- [Task prompt]
Return all lines from the listing below in which the string "uzávěr" occurs.

=-=-=-=-=

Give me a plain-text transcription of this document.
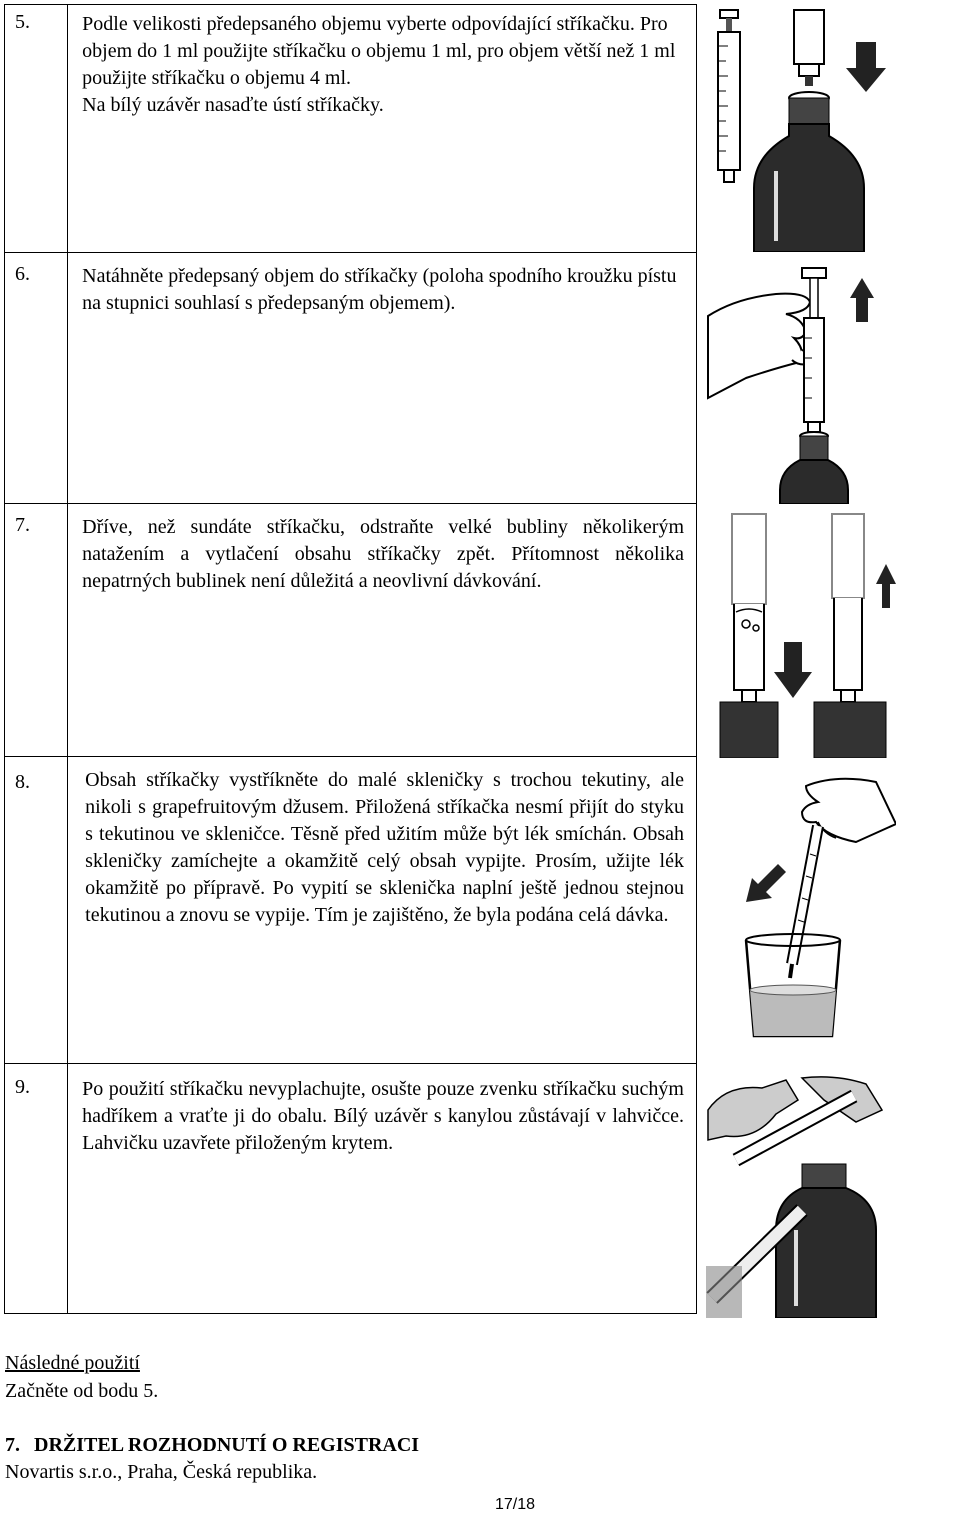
5.	Podle velikosti předepsaného objemu vyberte odpovídající stříkačku. Pro objem do 1 ml použijte stříkačku o objemu 1 ml, pro objem větší než 1 ml použijte stříkačku o objemu 4 ml.
Na bílý uzávěr nasaďte ústí stříkačky.

6.	Natáhněte předepsaný objem do stříkačky (poloha spodního kroužku pístu na stupnici souhlasí s předepsaným objemem).
7.	Dříve, než sundáte stříkačku, odstraňte velké bubliny několikerým natažením a vytlačení obsahu stříkačky zpět. Přítomnost několika nepatrných bublinek není důležitá a neovlivní dávkování.
8.	Obsah stříkačky vystříkněte do malé skleničky s trochou tekutiny, ale nikoli s grapefruitovým džusem. Přiložená stříkačka nesmí přijít do styku s tekutinou ve skleničce. Těsně před užitím může být lék smíchán. Obsah skleničky zamíchejte a okamžitě celý obsah vypijte. Prosím, užijte lék okamžitě po přípravě. Po vypití se sklenička naplní ještě jednou stejnou tekutinou a znovu se vypije. Tím je zajištěno, že byla podána celá dávka.
9.	Po použití stříkačku nevyplachujte, osušte pouze zvenku stříkačku suchým hadříkem a vraťte ji do obalu. Bílý uzávěr s kanylou zůstávají v lahvičce. Lahvičku uzavřete přiloženým krytem.
Následné použití
Začněte od bodu 5.
7. DRŽITEL ROZHODNUTÍ O REGISTRACI
Novartis s.r.o., Praha, Česká republika.
17/18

=-=-=-=-=

- [Result for this task]
Na bílý uzávěr nasaďte ústí stříkačky.
9.	Po použití stříkačku nevyplachujte, osušte pouze zvenku stříkačku suchým hadříkem a vraťte ji do obalu. Bílý uzávěr s kanylou zůstávají v lahvičce. Lahvičku uzavřete přiloženým krytem.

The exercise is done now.